Written exercise: A line counts if it contains the string "title"; say how many such lines there are, giving only the number.

*** Data entries ***

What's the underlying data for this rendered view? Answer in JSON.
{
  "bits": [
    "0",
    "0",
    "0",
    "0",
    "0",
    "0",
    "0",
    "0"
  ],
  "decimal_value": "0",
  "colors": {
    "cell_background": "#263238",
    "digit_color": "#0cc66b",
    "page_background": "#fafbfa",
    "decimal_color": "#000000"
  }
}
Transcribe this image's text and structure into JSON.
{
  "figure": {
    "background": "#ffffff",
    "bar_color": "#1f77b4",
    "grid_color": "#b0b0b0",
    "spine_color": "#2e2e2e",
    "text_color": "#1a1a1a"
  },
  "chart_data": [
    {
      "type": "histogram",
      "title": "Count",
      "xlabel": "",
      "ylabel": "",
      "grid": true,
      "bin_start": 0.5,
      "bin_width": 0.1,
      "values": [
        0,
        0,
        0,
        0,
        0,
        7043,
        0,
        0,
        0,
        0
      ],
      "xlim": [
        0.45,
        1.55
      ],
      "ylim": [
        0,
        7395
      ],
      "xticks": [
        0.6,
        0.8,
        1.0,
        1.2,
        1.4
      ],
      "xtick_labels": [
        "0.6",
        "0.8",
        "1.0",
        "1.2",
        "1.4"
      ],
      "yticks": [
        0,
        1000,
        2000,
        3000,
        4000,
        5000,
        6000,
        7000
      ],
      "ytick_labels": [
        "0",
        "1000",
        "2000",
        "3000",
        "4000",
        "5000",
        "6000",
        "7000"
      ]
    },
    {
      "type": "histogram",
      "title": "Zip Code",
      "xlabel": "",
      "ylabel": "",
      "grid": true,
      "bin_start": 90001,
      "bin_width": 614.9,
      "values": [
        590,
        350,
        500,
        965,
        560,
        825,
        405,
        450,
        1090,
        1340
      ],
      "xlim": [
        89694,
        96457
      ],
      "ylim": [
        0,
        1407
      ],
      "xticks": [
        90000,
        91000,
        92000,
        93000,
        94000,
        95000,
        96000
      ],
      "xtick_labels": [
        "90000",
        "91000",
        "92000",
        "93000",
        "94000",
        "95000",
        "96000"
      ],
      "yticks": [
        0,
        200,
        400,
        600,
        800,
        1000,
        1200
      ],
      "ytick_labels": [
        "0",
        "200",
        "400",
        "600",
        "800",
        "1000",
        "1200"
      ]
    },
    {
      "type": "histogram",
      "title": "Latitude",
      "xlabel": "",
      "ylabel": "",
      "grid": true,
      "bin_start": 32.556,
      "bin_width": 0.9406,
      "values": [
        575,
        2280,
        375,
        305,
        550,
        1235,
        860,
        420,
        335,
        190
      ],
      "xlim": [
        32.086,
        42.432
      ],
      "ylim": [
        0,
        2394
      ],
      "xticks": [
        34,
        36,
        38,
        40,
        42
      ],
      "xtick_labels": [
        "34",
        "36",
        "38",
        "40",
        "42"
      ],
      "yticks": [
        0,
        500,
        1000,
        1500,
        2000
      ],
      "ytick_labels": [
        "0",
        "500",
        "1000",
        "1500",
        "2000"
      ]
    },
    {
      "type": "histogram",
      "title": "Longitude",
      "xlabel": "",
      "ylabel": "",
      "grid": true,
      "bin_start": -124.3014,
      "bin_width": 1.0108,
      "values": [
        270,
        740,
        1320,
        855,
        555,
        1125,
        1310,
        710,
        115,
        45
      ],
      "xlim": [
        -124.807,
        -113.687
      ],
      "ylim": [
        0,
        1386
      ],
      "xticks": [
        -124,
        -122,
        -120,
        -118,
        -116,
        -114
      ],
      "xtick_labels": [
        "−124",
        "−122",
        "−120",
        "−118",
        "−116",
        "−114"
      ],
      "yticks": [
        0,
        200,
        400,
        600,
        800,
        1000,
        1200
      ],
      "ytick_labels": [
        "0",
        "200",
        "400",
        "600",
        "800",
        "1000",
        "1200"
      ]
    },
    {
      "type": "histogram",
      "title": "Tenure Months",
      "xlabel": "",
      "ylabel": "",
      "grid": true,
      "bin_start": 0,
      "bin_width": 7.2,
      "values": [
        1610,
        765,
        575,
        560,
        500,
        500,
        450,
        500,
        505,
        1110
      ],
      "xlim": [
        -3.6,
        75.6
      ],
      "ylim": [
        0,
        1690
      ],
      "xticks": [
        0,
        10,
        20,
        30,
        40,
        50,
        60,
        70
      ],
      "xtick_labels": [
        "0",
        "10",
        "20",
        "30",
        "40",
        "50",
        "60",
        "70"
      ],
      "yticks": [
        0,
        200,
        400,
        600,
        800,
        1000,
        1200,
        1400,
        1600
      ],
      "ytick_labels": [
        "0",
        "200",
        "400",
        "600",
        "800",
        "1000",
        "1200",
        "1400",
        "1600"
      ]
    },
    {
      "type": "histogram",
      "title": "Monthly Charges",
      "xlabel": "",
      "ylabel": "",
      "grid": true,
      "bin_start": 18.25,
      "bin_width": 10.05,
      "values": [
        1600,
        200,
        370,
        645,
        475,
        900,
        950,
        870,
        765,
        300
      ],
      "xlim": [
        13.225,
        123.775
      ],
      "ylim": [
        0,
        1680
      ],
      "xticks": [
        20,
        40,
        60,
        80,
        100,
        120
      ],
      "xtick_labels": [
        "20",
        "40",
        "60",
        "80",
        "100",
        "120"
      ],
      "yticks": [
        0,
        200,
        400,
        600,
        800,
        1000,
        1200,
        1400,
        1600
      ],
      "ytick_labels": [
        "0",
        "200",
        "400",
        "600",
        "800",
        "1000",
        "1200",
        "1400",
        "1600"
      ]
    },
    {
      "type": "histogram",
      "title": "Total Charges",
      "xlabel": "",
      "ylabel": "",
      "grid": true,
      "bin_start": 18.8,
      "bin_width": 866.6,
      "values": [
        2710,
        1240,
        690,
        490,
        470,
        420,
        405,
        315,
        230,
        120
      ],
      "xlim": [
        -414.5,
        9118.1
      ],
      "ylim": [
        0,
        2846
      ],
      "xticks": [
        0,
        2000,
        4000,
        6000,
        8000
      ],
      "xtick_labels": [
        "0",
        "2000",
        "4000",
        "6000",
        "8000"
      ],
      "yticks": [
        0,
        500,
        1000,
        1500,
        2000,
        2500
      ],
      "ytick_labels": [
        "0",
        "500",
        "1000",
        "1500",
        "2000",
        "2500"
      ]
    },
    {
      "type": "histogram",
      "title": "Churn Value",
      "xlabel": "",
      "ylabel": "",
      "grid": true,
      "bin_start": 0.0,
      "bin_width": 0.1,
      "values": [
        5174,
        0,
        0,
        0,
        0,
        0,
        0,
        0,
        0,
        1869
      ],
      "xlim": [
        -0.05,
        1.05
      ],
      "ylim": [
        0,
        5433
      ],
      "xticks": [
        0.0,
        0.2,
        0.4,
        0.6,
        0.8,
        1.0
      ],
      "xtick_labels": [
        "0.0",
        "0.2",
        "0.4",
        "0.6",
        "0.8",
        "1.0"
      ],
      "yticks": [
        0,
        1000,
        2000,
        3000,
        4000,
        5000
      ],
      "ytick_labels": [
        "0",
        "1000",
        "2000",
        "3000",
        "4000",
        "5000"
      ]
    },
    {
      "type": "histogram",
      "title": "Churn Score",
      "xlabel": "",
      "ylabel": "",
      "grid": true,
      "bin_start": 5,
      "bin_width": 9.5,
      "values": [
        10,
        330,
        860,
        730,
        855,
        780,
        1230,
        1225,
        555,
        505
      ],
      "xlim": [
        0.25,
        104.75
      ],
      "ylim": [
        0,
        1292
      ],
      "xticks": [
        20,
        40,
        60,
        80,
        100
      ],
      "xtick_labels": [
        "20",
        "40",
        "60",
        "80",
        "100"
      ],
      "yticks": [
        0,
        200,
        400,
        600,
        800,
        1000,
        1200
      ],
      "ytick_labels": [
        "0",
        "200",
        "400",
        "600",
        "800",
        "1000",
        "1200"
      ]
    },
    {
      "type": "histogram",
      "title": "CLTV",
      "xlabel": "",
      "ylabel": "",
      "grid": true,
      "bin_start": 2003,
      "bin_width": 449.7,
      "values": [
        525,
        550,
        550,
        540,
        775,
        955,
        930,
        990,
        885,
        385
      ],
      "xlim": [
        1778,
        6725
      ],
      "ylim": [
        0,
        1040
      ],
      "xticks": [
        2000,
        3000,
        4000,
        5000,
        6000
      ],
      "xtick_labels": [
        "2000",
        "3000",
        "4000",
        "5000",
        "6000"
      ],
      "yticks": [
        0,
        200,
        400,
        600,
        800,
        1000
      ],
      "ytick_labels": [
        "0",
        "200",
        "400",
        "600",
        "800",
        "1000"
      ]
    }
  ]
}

***

Output for this exercise: 10